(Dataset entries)
____________

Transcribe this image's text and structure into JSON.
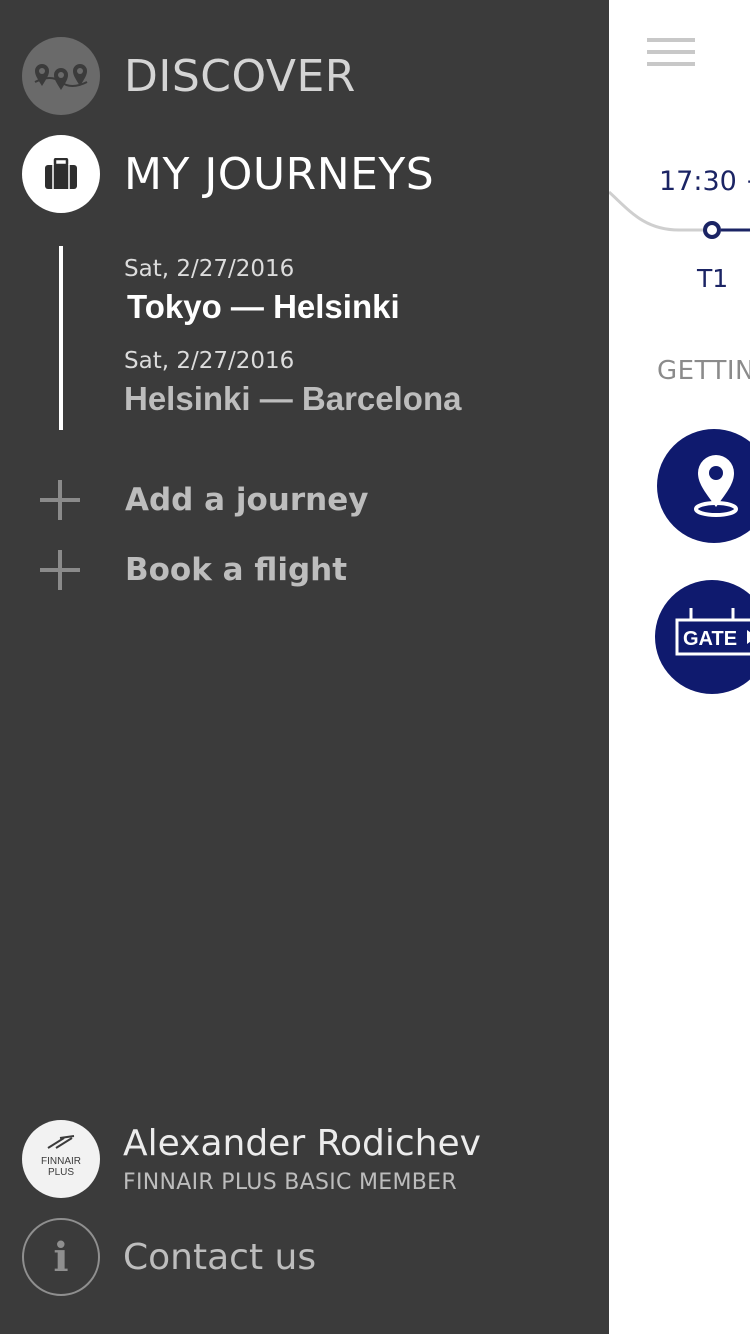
{
  "nav": {
    "discover_label": "DISCOVER",
    "journeys_label": "MY JOURNEYS",
    "discover_icon": "map-pins-icon",
    "journeys_icon": "suitcase-icon"
  },
  "journeys": [
    {
      "date": "Sat, 2/27/2016",
      "route": "Tokyo — Helsinki"
    },
    {
      "date": "Sat, 2/27/2016",
      "route": "Helsinki — Barcelona"
    }
  ],
  "actions": {
    "add_journey": "Add a journey",
    "book_flight": "Book a flight"
  },
  "user": {
    "name": "Alexander Rodichev",
    "tier": "FINNAIR PLUS BASIC MEMBER",
    "badge_line1": "FINNAIR",
    "badge_line2": "PLUS"
  },
  "contact": {
    "label": "Contact us"
  },
  "content": {
    "time": "17:30 +",
    "terminal": "T1",
    "section_heading": "GETTIN",
    "gate_label": "GATE"
  },
  "colors": {
    "drawer_bg": "#3b3b3b",
    "accent_navy": "#0f1a6e",
    "text_primary": "#ffffff",
    "text_muted": "#bdbdbd"
  }
}
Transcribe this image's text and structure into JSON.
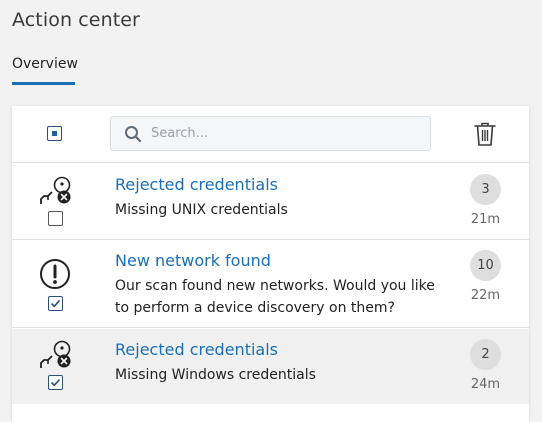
{
  "header": {
    "title": "Action center"
  },
  "tabs": [
    {
      "label": "Overview",
      "active": true
    }
  ],
  "toolbar": {
    "select_all_state": "indeterminate",
    "search_placeholder": "Search...",
    "delete_icon": "trash-icon"
  },
  "notifications": [
    {
      "title": "Rejected credentials",
      "description": "Missing UNIX credentials",
      "count": "3",
      "time": "21m",
      "icon": "rejected-credentials-icon",
      "checked": false
    },
    {
      "title": "New network found",
      "description": "Our scan found new networks. Would you like to perform a device discovery on them?",
      "count": "10",
      "time": "22m",
      "icon": "alert-circle-icon",
      "checked": true
    },
    {
      "title": "Rejected credentials",
      "description": "Missing Windows credentials",
      "count": "2",
      "time": "24m",
      "icon": "rejected-credentials-icon",
      "checked": true
    }
  ],
  "colors": {
    "accent": "#1a6fb5",
    "badge_bg": "#dedede",
    "page_bg": "#f2f2f2"
  }
}
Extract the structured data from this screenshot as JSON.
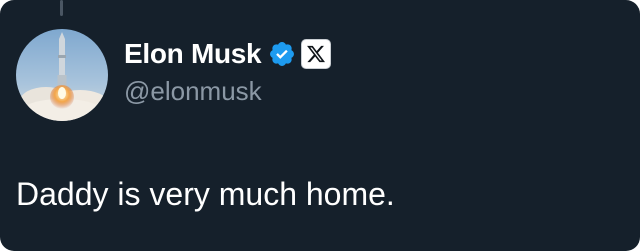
{
  "tweet": {
    "author": {
      "display_name": "Elon Musk",
      "handle": "@elonmusk",
      "verified": true,
      "verified_color": "#1d9bf0",
      "affiliate_badge_icon": "x-logo-icon",
      "avatar_icon": "rocket-launch-avatar"
    },
    "text": "Daddy is very much home."
  },
  "colors": {
    "background": "#15202b",
    "text": "#ffffff",
    "secondary_text": "#8b98a5",
    "accent": "#1d9bf0"
  }
}
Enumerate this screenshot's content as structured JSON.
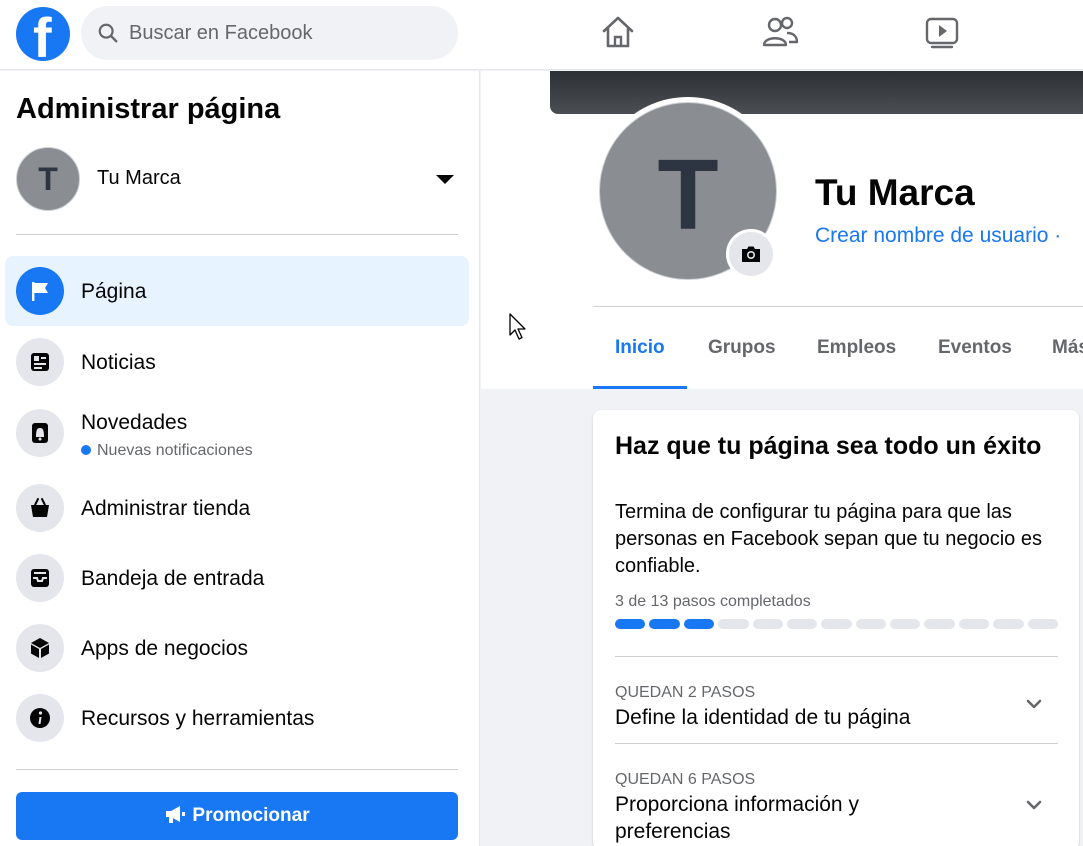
{
  "colors": {
    "brand": "#1877f2",
    "surface": "#ffffff",
    "background": "#f0f2f5"
  },
  "topbar": {
    "logo_glyph": "f",
    "search_placeholder": "Buscar en Facebook",
    "nav_icons": [
      "home-icon",
      "friends-icon",
      "watch-icon"
    ]
  },
  "sidebar": {
    "title": "Administrar página",
    "page": {
      "initial": "T",
      "name": "Tu Marca"
    },
    "items": [
      {
        "label": "Página",
        "icon": "flag-icon",
        "active": true
      },
      {
        "label": "Noticias",
        "icon": "news-icon"
      },
      {
        "label": "Novedades",
        "icon": "bell-icon",
        "sub": "Nuevas notificaciones"
      },
      {
        "label": "Administrar tienda",
        "icon": "shop-bag-icon"
      },
      {
        "label": "Bandeja de entrada",
        "icon": "inbox-icon"
      },
      {
        "label": "Apps de negocios",
        "icon": "cube-icon"
      },
      {
        "label": "Recursos y herramientas",
        "icon": "info-icon"
      }
    ],
    "promote_label": "Promocionar"
  },
  "profile": {
    "initial": "T",
    "name": "Tu Marca",
    "username_link": "Crear nombre de usuario ·"
  },
  "tabs": [
    {
      "label": "Inicio",
      "active": true
    },
    {
      "label": "Grupos"
    },
    {
      "label": "Empleos"
    },
    {
      "label": "Eventos"
    },
    {
      "label": "Más"
    }
  ],
  "setup_card": {
    "title": "Haz que tu página sea todo un éxito",
    "description": "Termina de configurar tu página para que las personas en Facebook sepan que tu negocio es confiable.",
    "progress_text": "3 de 13 pasos completados",
    "steps_completed": 3,
    "steps_total": 13,
    "steps": [
      {
        "remaining": "QUEDAN 2 PASOS",
        "title": "Define la identidad de tu página"
      },
      {
        "remaining": "QUEDAN 6 PASOS",
        "title": "Proporciona información y preferencias"
      }
    ]
  }
}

____________

YOUR TASK: Transcribe the records above exactly, leaving out every picture.

FINISHED TASK:
Transcribe this image's text and structure into JSON.
{
  "nav": {
    "discover_label": "DISCOVER",
    "journeys_label": "MY JOURNEYS",
    "discover_icon": "map-pins-icon",
    "journeys_icon": "suitcase-icon"
  },
  "journeys": [
    {
      "date": "Sat, 2/27/2016",
      "route": "Tokyo — Helsinki"
    },
    {
      "date": "Sat, 2/27/2016",
      "route": "Helsinki — Barcelona"
    }
  ],
  "actions": {
    "add_journey": "Add a journey",
    "book_flight": "Book a flight"
  },
  "user": {
    "name": "Alexander Rodichev",
    "tier": "FINNAIR PLUS BASIC MEMBER",
    "badge_line1": "FINNAIR",
    "badge_line2": "PLUS"
  },
  "contact": {
    "label": "Contact us"
  },
  "content": {
    "time": "17:30 +",
    "terminal": "T1",
    "section_heading": "GETTIN",
    "gate_label": "GATE"
  },
  "colors": {
    "drawer_bg": "#3b3b3b",
    "accent_navy": "#0f1a6e",
    "text_primary": "#ffffff",
    "text_muted": "#bdbdbd"
  }
}
Transcribe this image's text and structure into JSON.
{
  "header": {
    "title": "Action center"
  },
  "tabs": [
    {
      "label": "Overview",
      "active": true
    }
  ],
  "toolbar": {
    "select_all_state": "indeterminate",
    "search_placeholder": "Search...",
    "delete_icon": "trash-icon"
  },
  "notifications": [
    {
      "title": "Rejected credentials",
      "description": "Missing UNIX credentials",
      "count": "3",
      "time": "21m",
      "icon": "rejected-credentials-icon",
      "checked": false
    },
    {
      "title": "New network found",
      "description": "Our scan found new networks. Would you like to perform a device discovery on them?",
      "count": "10",
      "time": "22m",
      "icon": "alert-circle-icon",
      "checked": true
    },
    {
      "title": "Rejected credentials",
      "description": "Missing Windows credentials",
      "count": "2",
      "time": "24m",
      "icon": "rejected-credentials-icon",
      "checked": true
    }
  ],
  "colors": {
    "accent": "#1a6fb5",
    "badge_bg": "#dedede",
    "page_bg": "#f2f2f2"
  }
}
Extract the structured data from this screenshot as JSON.
{
  "tweet": {
    "author": {
      "display_name": "Elon Musk",
      "handle": "@elonmusk",
      "verified": true,
      "verified_color": "#1d9bf0",
      "affiliate_badge_icon": "x-logo-icon",
      "avatar_icon": "rocket-launch-avatar"
    },
    "text": "Daddy is very much home."
  },
  "colors": {
    "background": "#15202b",
    "text": "#ffffff",
    "secondary_text": "#8b98a5",
    "accent": "#1d9bf0"
  }
}
Enumerate this screenshot's content as structured JSON.
{
  "colors": {
    "brand": "#1877f2",
    "surface": "#ffffff",
    "background": "#f0f2f5"
  },
  "topbar": {
    "logo_glyph": "f",
    "search_placeholder": "Buscar en Facebook",
    "nav_icons": [
      "home-icon",
      "friends-icon",
      "watch-icon"
    ]
  },
  "sidebar": {
    "title": "Administrar página",
    "page": {
      "initial": "T",
      "name": "Tu Marca"
    },
    "items": [
      {
        "label": "Página",
        "icon": "flag-icon",
        "active": true
      },
      {
        "label": "Noticias",
        "icon": "news-icon"
      },
      {
        "label": "Novedades",
        "icon": "bell-icon",
        "sub": "Nuevas notificaciones"
      },
      {
        "label": "Administrar tienda",
        "icon": "shop-bag-icon"
      },
      {
        "label": "Bandeja de entrada",
        "icon": "inbox-icon"
      },
      {
        "label": "Apps de negocios",
        "icon": "cube-icon"
      },
      {
        "label": "Recursos y herramientas",
        "icon": "info-icon"
      }
    ],
    "promote_label": "Promocionar"
  },
  "profile": {
    "initial": "T",
    "name": "Tu Marca",
    "username_link": "Crear nombre de usuario ·"
  },
  "tabs": [
    {
      "label": "Inicio",
      "active": true
    },
    {
      "label": "Grupos"
    },
    {
      "label": "Empleos"
    },
    {
      "label": "Eventos"
    },
    {
      "label": "Más"
    }
  ],
  "setup_card": {
    "title": "Haz que tu página sea todo un éxito",
    "description": "Termina de configurar tu página para que las personas en Facebook sepan que tu negocio es confiable.",
    "progress_text": "3 de 13 pasos completados",
    "steps_completed": 3,
    "steps_total": 13,
    "steps": [
      {
        "remaining": "QUEDAN 2 PASOS",
        "title": "Define la identidad de tu página"
      },
      {
        "remaining": "QUEDAN 6 PASOS",
        "title": "Proporciona información y preferencias"
      }
    ]
  }
}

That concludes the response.